**Problem to solve:** Return all lines where the word "Population" can be found.

* Begin Records shown *

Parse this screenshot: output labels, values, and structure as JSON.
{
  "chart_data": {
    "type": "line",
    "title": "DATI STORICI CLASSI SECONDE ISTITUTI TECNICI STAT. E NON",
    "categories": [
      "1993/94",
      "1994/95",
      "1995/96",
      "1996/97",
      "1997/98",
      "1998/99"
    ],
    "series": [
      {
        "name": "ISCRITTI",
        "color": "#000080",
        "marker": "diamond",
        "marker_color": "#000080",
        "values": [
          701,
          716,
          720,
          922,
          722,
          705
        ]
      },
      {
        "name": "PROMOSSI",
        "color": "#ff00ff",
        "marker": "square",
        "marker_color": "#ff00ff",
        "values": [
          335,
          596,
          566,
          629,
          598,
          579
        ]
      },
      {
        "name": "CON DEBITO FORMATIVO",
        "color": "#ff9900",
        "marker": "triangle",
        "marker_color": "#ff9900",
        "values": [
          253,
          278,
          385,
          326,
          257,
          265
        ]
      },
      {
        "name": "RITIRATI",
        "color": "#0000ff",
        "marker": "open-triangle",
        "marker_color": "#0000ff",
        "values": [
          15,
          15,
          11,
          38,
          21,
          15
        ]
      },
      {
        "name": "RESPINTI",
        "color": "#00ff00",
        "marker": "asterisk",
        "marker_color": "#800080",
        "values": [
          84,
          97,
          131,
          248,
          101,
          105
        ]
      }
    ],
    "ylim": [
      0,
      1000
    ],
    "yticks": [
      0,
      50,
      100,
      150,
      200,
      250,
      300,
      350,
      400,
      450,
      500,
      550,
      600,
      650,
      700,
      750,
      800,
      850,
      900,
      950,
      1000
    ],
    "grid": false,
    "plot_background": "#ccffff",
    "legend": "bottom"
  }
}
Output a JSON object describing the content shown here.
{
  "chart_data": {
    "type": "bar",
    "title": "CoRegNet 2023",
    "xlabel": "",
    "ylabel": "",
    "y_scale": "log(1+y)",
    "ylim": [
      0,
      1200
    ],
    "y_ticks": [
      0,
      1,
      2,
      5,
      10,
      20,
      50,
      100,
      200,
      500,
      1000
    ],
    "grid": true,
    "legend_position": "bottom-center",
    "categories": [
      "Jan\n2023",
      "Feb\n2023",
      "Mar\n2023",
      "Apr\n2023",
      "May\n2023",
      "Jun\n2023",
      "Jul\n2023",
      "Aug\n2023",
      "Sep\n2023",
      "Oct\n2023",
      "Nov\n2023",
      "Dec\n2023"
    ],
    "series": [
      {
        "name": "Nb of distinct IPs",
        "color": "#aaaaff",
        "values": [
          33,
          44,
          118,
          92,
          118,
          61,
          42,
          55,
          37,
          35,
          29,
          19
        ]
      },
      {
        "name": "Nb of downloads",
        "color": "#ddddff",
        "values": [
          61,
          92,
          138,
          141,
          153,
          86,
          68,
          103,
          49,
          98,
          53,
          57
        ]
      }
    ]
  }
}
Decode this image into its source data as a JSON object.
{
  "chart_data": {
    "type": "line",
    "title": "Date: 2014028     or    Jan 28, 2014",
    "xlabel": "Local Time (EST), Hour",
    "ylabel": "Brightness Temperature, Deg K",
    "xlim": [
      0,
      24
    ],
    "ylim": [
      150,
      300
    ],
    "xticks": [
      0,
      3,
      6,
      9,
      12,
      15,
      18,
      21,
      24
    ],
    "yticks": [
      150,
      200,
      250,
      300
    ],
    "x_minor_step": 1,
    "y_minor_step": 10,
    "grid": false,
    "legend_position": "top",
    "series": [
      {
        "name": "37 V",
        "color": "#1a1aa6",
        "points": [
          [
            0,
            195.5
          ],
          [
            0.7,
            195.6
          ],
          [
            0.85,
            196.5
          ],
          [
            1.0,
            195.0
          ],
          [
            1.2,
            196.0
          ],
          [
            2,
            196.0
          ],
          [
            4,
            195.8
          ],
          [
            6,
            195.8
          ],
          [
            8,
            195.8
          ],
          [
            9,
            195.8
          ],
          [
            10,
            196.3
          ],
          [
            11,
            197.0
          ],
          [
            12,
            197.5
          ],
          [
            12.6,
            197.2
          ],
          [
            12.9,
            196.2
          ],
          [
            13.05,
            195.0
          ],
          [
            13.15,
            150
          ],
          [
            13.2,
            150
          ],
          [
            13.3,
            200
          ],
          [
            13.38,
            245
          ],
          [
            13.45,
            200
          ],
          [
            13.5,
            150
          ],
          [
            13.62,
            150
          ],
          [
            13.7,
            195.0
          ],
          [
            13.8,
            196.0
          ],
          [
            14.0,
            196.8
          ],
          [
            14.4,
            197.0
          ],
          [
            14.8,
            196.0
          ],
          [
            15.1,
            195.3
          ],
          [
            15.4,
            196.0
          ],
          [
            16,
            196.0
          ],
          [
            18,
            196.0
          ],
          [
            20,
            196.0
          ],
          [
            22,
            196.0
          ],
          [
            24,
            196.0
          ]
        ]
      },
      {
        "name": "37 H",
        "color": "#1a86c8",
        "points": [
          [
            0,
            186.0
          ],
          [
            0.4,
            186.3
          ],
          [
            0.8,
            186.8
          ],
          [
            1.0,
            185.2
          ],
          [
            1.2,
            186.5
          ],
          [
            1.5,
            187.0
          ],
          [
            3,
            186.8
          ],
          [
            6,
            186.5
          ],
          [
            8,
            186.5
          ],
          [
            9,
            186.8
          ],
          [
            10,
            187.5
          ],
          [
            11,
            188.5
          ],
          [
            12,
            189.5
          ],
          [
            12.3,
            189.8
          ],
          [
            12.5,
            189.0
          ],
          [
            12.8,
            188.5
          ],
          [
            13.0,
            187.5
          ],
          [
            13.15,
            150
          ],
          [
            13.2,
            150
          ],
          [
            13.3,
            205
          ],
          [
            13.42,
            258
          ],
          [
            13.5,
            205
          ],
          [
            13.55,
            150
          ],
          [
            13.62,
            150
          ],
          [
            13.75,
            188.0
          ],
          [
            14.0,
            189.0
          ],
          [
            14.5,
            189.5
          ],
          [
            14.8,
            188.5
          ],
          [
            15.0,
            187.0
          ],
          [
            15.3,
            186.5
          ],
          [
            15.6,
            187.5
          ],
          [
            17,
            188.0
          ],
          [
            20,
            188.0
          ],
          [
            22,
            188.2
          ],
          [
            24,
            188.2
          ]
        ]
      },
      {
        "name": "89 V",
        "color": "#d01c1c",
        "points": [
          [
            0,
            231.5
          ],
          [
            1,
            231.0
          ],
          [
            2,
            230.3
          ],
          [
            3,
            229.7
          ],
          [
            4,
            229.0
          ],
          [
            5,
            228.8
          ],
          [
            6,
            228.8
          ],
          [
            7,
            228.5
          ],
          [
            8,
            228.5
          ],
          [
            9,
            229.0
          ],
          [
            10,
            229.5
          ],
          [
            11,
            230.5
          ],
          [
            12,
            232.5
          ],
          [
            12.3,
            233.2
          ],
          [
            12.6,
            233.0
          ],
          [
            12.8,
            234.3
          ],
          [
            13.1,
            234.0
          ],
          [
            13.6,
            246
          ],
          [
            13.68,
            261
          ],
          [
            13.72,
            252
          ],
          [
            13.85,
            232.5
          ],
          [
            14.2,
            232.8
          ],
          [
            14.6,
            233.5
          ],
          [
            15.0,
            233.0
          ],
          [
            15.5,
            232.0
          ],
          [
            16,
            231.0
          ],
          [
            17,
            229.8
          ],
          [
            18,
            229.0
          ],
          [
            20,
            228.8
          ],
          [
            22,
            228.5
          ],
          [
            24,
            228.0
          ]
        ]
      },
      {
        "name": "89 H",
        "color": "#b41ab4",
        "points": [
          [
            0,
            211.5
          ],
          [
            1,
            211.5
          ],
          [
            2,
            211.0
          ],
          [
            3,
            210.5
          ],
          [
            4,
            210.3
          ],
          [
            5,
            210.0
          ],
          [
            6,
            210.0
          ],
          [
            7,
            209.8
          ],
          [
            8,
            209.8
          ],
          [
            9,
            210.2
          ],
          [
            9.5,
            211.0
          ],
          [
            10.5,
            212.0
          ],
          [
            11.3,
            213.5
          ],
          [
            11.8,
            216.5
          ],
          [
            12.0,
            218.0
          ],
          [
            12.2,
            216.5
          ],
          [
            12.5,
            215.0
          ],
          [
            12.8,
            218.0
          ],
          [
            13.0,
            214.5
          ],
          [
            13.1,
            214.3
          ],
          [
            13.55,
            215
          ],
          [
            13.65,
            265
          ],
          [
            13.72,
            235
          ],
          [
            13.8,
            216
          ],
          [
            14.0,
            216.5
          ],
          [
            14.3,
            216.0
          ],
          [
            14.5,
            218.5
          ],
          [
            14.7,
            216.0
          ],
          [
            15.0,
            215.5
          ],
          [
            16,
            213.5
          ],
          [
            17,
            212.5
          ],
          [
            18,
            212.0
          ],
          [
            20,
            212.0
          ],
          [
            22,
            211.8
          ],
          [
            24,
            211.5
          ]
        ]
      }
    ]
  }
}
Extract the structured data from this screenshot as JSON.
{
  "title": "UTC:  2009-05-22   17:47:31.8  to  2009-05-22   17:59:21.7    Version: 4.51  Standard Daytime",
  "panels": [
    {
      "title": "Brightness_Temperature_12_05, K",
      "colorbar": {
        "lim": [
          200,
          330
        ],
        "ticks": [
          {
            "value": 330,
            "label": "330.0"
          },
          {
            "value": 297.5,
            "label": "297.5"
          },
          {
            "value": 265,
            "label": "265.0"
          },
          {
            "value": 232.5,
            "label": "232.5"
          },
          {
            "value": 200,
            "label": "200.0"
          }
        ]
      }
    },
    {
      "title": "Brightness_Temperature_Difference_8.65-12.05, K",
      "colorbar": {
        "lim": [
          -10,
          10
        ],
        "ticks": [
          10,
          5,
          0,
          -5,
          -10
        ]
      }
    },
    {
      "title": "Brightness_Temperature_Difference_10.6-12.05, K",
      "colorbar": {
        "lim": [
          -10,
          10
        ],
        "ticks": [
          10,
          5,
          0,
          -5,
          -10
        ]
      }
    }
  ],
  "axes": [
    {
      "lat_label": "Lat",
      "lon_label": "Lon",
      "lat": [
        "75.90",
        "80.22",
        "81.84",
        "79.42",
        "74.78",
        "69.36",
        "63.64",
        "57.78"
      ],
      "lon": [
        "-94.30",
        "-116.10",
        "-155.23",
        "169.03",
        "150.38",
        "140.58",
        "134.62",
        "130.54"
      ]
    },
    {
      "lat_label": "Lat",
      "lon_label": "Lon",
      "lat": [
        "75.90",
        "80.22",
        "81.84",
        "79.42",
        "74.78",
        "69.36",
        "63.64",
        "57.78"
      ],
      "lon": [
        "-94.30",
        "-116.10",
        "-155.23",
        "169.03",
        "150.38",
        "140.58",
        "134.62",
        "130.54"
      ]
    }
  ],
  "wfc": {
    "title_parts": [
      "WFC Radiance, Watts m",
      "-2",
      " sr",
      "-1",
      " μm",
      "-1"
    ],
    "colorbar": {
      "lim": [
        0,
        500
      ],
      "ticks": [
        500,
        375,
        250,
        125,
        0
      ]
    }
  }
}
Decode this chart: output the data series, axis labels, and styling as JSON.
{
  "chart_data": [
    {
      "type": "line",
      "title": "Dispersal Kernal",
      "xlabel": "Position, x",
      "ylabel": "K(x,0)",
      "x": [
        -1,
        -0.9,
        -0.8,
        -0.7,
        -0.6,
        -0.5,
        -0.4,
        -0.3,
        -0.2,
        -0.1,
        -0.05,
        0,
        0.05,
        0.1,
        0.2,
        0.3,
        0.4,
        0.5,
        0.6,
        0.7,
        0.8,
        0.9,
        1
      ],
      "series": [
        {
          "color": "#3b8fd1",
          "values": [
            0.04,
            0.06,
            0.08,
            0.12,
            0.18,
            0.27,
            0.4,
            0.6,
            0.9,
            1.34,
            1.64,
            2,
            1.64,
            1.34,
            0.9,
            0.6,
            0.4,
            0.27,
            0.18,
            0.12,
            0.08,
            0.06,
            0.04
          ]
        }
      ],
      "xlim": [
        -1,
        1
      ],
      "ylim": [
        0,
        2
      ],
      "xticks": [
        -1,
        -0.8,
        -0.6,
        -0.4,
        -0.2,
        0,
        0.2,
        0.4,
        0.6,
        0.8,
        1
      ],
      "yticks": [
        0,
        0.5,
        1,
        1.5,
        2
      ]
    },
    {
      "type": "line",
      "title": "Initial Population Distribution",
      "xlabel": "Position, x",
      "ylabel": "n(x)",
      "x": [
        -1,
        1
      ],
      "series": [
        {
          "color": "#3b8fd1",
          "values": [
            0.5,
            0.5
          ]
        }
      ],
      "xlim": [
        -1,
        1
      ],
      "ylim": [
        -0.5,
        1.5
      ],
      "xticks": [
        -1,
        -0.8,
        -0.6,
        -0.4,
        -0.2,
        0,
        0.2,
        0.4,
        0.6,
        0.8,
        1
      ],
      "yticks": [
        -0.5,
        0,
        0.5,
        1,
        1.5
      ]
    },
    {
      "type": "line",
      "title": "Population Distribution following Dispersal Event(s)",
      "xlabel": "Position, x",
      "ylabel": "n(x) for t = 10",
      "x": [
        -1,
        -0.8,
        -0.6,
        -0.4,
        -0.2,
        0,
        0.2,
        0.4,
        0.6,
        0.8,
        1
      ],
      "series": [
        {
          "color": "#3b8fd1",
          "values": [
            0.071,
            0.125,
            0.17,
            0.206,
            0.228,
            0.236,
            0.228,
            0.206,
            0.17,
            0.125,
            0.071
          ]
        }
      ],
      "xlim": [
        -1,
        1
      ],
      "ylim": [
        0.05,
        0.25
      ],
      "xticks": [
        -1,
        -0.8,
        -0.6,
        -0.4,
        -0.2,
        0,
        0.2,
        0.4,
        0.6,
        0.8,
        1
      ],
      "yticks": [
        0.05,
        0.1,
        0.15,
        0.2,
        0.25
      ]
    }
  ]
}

* End Records shown *

**The result:**
      "title": "Initial Population Distribution",
      "title": "Population Distribution following Dispersal Event(s)",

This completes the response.